— Start DATA EXCERPTS —

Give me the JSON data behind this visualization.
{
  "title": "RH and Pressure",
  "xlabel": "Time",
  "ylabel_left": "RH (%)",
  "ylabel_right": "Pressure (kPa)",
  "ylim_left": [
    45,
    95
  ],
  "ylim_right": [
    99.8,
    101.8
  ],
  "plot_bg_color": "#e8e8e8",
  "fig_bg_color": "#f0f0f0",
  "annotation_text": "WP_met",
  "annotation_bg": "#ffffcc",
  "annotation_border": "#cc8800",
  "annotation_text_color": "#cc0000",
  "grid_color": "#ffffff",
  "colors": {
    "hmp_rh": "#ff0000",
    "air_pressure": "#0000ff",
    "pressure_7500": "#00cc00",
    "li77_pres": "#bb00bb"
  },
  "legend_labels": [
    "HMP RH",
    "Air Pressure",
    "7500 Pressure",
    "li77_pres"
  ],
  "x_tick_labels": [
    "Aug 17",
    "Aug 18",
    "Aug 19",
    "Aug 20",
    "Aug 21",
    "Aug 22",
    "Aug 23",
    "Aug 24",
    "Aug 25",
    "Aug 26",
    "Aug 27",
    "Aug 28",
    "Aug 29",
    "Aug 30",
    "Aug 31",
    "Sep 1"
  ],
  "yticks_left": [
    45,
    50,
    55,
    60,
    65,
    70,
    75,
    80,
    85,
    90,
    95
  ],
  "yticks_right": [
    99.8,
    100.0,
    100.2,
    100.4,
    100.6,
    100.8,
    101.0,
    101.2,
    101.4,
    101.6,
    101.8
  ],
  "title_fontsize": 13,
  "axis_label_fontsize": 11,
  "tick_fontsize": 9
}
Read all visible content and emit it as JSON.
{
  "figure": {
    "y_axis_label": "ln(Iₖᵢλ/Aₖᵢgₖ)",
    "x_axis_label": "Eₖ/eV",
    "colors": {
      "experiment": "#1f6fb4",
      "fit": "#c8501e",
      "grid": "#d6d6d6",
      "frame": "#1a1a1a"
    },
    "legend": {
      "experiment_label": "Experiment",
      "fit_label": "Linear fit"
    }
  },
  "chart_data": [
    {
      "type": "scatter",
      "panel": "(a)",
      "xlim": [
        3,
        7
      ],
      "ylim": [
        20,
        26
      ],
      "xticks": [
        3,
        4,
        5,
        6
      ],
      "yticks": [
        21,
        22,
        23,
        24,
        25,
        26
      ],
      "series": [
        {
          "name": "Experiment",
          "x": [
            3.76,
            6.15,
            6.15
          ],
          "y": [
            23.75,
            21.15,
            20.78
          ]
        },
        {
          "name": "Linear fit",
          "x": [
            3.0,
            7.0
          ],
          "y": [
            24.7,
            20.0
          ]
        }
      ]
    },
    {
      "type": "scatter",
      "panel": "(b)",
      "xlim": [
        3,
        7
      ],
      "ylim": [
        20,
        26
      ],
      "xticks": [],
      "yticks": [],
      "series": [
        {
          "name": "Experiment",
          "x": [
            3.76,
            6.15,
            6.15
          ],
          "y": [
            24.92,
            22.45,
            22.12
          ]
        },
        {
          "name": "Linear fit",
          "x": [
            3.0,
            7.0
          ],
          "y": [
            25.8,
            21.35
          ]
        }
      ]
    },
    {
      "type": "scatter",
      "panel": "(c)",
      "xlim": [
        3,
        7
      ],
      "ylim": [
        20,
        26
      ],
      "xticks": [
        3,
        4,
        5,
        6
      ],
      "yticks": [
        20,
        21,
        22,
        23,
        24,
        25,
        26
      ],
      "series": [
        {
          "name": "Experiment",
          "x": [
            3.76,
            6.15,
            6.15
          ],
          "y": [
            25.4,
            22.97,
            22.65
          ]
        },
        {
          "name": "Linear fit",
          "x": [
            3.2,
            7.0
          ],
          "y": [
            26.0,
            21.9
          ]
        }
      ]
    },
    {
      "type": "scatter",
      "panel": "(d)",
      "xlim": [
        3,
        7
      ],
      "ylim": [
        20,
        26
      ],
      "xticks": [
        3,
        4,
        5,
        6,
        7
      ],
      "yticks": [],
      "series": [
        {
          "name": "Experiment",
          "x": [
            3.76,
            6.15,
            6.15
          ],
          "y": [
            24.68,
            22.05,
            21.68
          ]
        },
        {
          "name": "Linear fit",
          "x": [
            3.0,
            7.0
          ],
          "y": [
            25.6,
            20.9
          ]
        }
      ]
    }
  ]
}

— End DATA EXCERPTS —

= CHALLENGE =
Extract all the entries word for word.

= OUTPUT BELOW =
Give me the JSON data behind this visualization.
{
  "title": "RH and Pressure",
  "xlabel": "Time",
  "ylabel_left": "RH (%)",
  "ylabel_right": "Pressure (kPa)",
  "ylim_left": [
    45,
    95
  ],
  "ylim_right": [
    99.8,
    101.8
  ],
  "plot_bg_color": "#e8e8e8",
  "fig_bg_color": "#f0f0f0",
  "annotation_text": "WP_met",
  "annotation_bg": "#ffffcc",
  "annotation_border": "#cc8800",
  "annotation_text_color": "#cc0000",
  "grid_color": "#ffffff",
  "colors": {
    "hmp_rh": "#ff0000",
    "air_pressure": "#0000ff",
    "pressure_7500": "#00cc00",
    "li77_pres": "#bb00bb"
  },
  "legend_labels": [
    "HMP RH",
    "Air Pressure",
    "7500 Pressure",
    "li77_pres"
  ],
  "x_tick_labels": [
    "Aug 17",
    "Aug 18",
    "Aug 19",
    "Aug 20",
    "Aug 21",
    "Aug 22",
    "Aug 23",
    "Aug 24",
    "Aug 25",
    "Aug 26",
    "Aug 27",
    "Aug 28",
    "Aug 29",
    "Aug 30",
    "Aug 31",
    "Sep 1"
  ],
  "yticks_left": [
    45,
    50,
    55,
    60,
    65,
    70,
    75,
    80,
    85,
    90,
    95
  ],
  "yticks_right": [
    99.8,
    100.0,
    100.2,
    100.4,
    100.6,
    100.8,
    101.0,
    101.2,
    101.4,
    101.6,
    101.8
  ],
  "title_fontsize": 13,
  "axis_label_fontsize": 11,
  "tick_fontsize": 9
}
Read all visible content and emit it as JSON.
{
  "figure": {
    "y_axis_label": "ln(Iₖᵢλ/Aₖᵢgₖ)",
    "x_axis_label": "Eₖ/eV",
    "colors": {
      "experiment": "#1f6fb4",
      "fit": "#c8501e",
      "grid": "#d6d6d6",
      "frame": "#1a1a1a"
    },
    "legend": {
      "experiment_label": "Experiment",
      "fit_label": "Linear fit"
    }
  },
  "chart_data": [
    {
      "type": "scatter",
      "panel": "(a)",
      "xlim": [
        3,
        7
      ],
      "ylim": [
        20,
        26
      ],
      "xticks": [
        3,
        4,
        5,
        6
      ],
      "yticks": [
        21,
        22,
        23,
        24,
        25,
        26
      ],
      "series": [
        {
          "name": "Experiment",
          "x": [
            3.76,
            6.15,
            6.15
          ],
          "y": [
            23.75,
            21.15,
            20.78
          ]
        },
        {
          "name": "Linear fit",
          "x": [
            3.0,
            7.0
          ],
          "y": [
            24.7,
            20.0
          ]
        }
      ]
    },
    {
      "type": "scatter",
      "panel": "(b)",
      "xlim": [
        3,
        7
      ],
      "ylim": [
        20,
        26
      ],
      "xticks": [],
      "yticks": [],
      "series": [
        {
          "name": "Experiment",
          "x": [
            3.76,
            6.15,
            6.15
          ],
          "y": [
            24.92,
            22.45,
            22.12
          ]
        },
        {
          "name": "Linear fit",
          "x": [
            3.0,
            7.0
          ],
          "y": [
            25.8,
            21.35
          ]
        }
      ]
    },
    {
      "type": "scatter",
      "panel": "(c)",
      "xlim": [
        3,
        7
      ],
      "ylim": [
        20,
        26
      ],
      "xticks": [
        3,
        4,
        5,
        6
      ],
      "yticks": [
        20,
        21,
        22,
        23,
        24,
        25,
        26
      ],
      "series": [
        {
          "name": "Experiment",
          "x": [
            3.76,
            6.15,
            6.15
          ],
          "y": [
            25.4,
            22.97,
            22.65
          ]
        },
        {
          "name": "Linear fit",
          "x": [
            3.2,
            7.0
          ],
          "y": [
            26.0,
            21.9
          ]
        }
      ]
    },
    {
      "type": "scatter",
      "panel": "(d)",
      "xlim": [
        3,
        7
      ],
      "ylim": [
        20,
        26
      ],
      "xticks": [
        3,
        4,
        5,
        6,
        7
      ],
      "yticks": [],
      "series": [
        {
          "name": "Experiment",
          "x": [
            3.76,
            6.15,
            6.15
          ],
          "y": [
            24.68,
            22.05,
            21.68
          ]
        },
        {
          "name": "Linear fit",
          "x": [
            3.0,
            7.0
          ],
          "y": [
            25.6,
            20.9
          ]
        }
      ]
    }
  ]
}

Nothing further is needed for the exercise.